> [Stated exercise]: Compute how many lines in the entries below contain "Salle", and output nothing but the number.

========

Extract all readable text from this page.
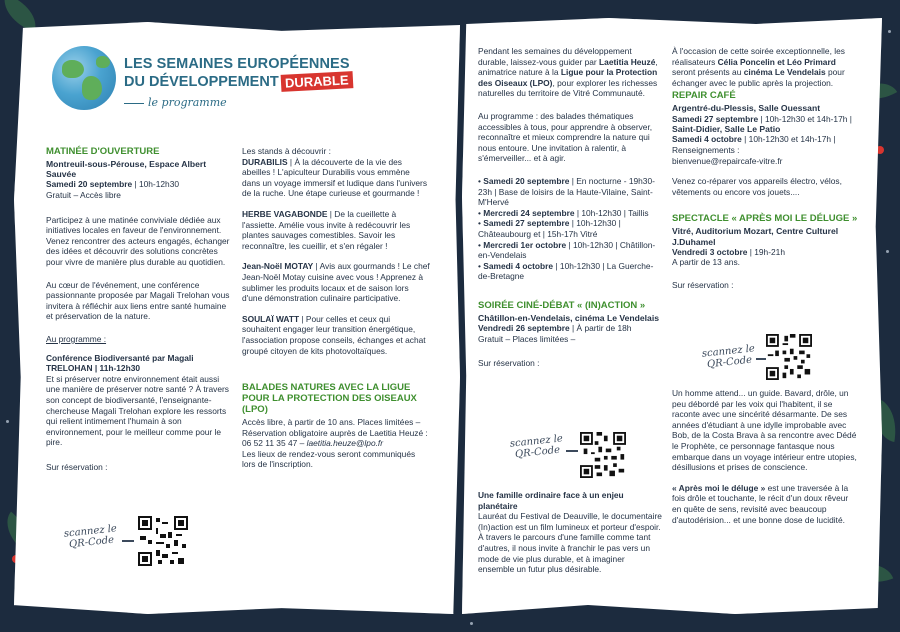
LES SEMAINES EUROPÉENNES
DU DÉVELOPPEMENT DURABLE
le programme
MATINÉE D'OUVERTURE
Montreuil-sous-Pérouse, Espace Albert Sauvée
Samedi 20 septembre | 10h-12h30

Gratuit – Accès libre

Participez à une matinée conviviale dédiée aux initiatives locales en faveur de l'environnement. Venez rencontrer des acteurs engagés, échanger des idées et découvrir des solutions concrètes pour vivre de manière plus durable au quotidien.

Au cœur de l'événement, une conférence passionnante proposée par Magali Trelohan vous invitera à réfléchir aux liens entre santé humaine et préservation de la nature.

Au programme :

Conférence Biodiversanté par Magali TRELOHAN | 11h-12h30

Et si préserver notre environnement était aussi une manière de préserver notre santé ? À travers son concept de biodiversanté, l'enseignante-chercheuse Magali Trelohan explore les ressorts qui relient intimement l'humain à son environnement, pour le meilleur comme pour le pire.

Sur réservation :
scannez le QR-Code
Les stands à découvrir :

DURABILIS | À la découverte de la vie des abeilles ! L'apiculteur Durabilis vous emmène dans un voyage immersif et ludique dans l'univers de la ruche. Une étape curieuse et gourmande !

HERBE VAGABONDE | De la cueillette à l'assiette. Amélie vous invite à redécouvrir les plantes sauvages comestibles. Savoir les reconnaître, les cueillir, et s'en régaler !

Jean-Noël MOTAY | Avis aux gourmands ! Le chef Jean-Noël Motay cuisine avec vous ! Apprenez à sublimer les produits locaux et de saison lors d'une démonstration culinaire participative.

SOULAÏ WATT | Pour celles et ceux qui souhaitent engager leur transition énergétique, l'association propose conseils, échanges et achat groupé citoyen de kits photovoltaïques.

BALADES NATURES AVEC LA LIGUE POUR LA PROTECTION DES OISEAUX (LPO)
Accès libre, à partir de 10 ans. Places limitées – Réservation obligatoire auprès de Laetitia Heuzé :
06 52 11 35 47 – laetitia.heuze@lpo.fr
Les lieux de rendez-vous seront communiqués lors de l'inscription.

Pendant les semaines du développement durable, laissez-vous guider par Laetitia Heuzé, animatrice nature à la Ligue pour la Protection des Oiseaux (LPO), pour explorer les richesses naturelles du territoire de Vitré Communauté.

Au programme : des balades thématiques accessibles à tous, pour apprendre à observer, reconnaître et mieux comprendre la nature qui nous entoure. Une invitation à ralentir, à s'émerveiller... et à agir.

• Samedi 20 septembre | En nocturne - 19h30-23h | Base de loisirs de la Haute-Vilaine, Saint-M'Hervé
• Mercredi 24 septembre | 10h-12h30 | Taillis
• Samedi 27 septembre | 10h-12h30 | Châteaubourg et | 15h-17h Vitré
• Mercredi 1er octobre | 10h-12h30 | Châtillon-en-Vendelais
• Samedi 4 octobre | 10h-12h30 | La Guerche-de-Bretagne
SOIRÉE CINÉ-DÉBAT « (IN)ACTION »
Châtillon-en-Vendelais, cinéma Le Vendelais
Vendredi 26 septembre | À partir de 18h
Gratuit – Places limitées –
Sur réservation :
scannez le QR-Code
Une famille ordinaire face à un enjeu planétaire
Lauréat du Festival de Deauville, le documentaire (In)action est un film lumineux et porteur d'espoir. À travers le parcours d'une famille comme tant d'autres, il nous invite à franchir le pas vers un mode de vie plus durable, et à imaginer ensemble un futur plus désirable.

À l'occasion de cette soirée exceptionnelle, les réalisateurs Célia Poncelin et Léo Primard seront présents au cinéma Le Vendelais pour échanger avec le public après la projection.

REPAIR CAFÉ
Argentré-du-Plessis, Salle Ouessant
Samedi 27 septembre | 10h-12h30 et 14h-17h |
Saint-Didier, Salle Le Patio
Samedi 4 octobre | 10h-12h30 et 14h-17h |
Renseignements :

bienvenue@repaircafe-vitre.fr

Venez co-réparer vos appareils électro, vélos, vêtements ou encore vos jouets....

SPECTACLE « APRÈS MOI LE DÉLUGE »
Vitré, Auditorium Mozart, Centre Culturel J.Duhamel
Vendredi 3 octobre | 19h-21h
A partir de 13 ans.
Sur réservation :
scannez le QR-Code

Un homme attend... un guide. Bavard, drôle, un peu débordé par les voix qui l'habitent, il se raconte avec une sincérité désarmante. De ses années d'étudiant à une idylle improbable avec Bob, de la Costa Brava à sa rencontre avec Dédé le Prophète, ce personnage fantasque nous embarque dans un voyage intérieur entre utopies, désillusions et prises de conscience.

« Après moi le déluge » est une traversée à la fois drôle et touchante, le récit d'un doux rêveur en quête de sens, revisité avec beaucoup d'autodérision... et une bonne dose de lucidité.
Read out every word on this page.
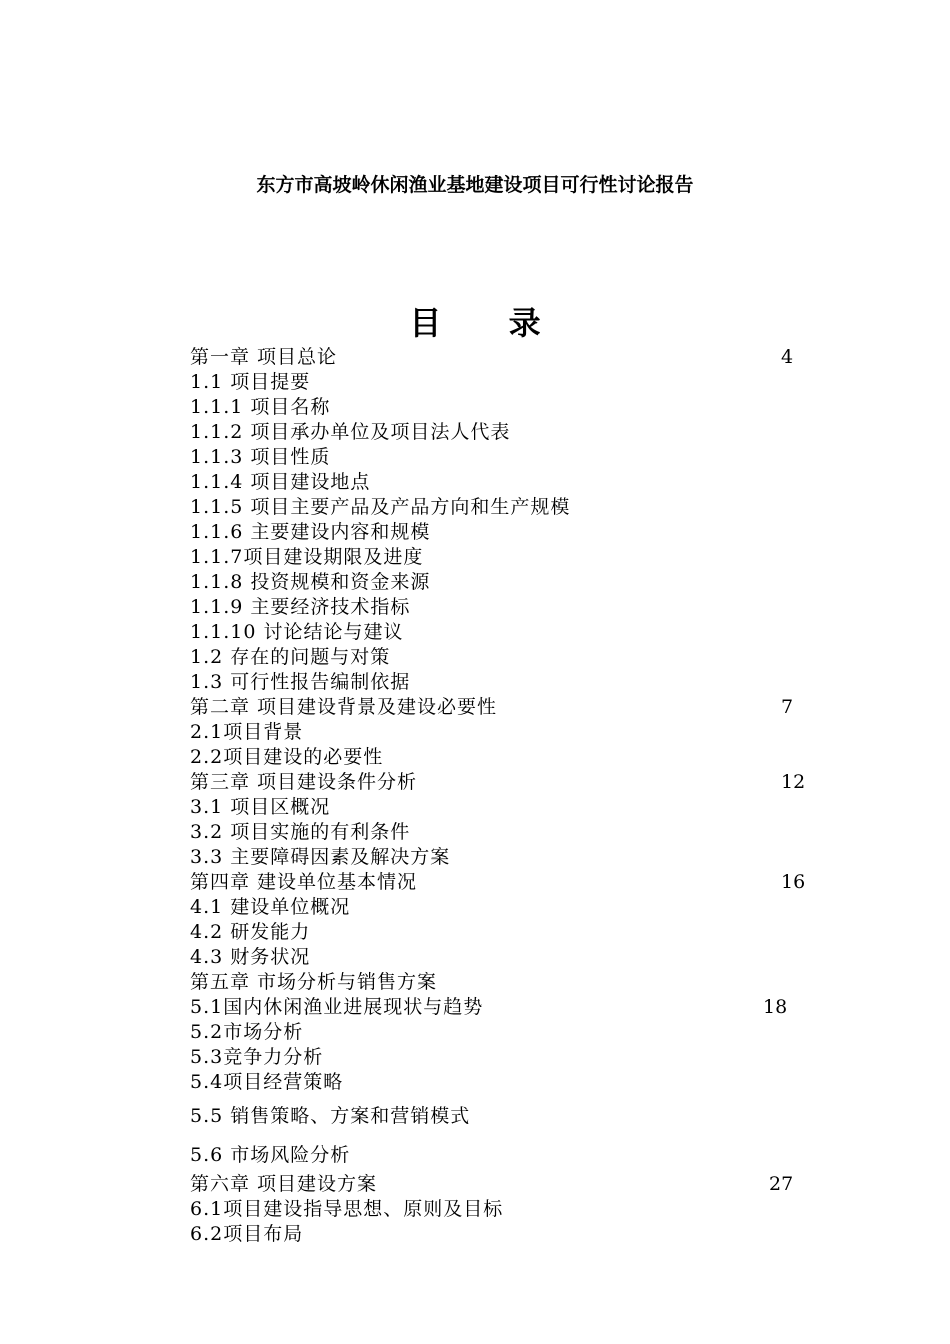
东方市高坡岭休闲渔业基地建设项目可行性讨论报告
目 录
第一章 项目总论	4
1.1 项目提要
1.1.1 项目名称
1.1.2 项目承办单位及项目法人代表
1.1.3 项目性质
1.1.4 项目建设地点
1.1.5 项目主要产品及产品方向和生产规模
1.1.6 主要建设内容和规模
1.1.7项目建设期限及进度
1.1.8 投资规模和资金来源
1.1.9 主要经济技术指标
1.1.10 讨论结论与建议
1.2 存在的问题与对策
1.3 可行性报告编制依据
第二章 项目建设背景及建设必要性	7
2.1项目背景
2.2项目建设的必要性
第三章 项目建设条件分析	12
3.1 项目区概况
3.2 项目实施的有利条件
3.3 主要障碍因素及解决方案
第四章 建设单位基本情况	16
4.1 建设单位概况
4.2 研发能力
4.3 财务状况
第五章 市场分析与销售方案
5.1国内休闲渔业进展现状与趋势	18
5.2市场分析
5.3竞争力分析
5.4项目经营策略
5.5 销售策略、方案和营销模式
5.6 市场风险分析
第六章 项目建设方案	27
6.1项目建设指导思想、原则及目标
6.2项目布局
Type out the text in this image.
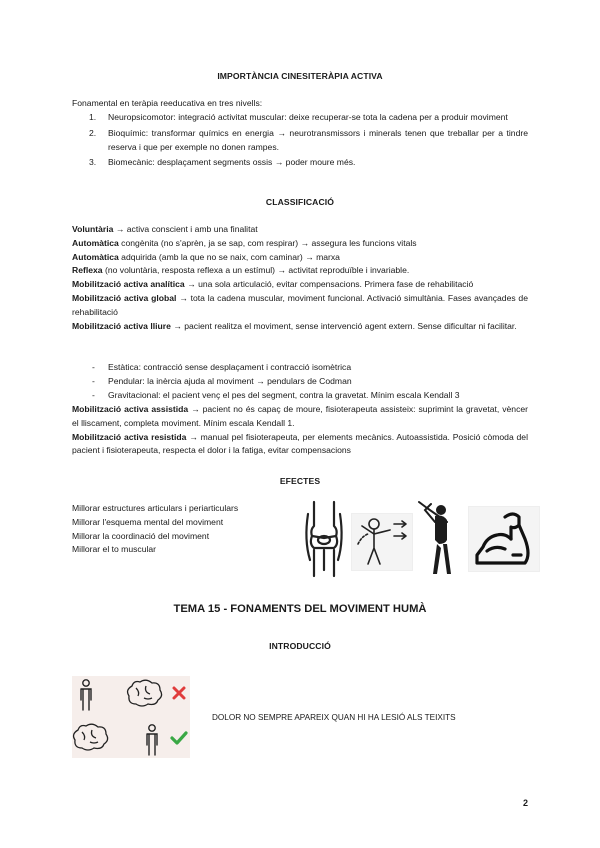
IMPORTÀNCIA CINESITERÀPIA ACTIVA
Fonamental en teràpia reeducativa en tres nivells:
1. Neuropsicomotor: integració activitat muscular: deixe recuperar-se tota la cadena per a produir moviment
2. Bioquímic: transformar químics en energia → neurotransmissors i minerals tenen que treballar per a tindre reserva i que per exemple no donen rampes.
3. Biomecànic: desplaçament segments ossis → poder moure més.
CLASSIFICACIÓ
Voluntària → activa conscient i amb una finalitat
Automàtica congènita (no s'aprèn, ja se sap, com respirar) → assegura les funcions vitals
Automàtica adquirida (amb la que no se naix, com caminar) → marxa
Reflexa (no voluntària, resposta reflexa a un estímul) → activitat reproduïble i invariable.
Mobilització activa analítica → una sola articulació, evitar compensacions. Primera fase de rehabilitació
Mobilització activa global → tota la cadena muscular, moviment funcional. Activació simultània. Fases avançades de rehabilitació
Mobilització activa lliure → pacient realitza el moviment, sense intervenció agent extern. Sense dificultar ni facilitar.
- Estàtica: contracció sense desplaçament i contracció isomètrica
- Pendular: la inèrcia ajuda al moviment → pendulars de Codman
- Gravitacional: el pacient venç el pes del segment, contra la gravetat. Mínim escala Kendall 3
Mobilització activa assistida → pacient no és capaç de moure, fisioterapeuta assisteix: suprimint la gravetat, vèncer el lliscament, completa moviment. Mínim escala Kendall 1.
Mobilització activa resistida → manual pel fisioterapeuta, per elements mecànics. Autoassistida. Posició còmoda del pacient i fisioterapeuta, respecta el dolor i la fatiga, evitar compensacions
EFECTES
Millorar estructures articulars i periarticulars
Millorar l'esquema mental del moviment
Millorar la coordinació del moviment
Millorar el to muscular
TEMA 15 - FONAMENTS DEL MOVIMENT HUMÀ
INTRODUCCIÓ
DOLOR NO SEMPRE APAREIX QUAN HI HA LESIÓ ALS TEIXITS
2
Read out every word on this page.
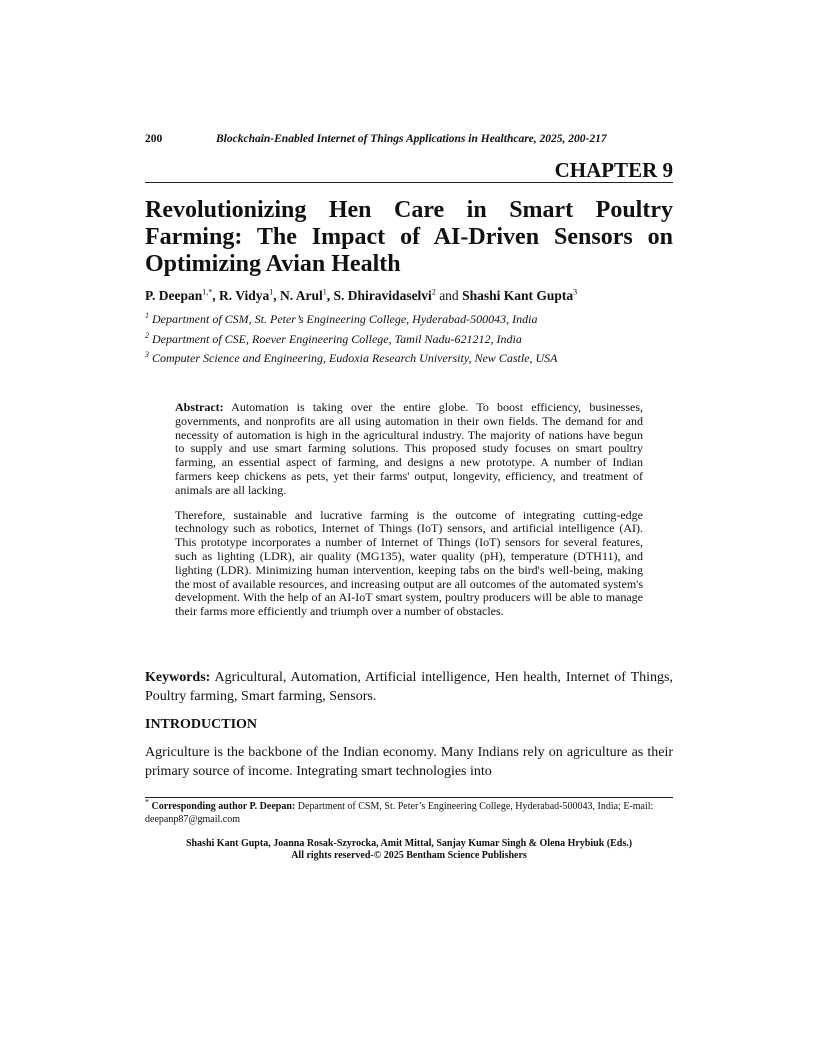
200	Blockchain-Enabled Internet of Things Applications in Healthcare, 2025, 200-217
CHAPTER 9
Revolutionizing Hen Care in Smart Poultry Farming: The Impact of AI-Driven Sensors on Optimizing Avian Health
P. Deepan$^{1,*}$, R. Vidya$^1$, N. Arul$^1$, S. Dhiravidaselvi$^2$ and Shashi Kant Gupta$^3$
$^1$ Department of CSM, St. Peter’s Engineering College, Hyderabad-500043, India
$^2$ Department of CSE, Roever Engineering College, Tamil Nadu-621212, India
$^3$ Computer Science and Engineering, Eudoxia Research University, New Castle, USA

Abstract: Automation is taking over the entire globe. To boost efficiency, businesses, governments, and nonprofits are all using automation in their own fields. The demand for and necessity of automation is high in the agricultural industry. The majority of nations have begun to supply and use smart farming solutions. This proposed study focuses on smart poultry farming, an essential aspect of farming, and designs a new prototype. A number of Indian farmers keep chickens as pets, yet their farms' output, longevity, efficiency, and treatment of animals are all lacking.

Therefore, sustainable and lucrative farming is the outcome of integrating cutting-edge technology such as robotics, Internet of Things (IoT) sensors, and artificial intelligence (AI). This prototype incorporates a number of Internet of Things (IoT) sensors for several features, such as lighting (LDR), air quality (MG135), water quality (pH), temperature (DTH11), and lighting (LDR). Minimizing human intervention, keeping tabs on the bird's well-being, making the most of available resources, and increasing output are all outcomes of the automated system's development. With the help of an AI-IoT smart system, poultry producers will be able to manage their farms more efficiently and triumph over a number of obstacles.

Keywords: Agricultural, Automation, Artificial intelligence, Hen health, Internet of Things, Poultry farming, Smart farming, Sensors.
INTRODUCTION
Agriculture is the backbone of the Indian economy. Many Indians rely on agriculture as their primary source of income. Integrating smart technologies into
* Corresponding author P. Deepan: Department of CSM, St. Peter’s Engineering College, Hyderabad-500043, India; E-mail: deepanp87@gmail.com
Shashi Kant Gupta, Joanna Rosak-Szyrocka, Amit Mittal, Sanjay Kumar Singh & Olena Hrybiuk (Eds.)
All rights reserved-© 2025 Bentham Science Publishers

========

> [Complete response]: 2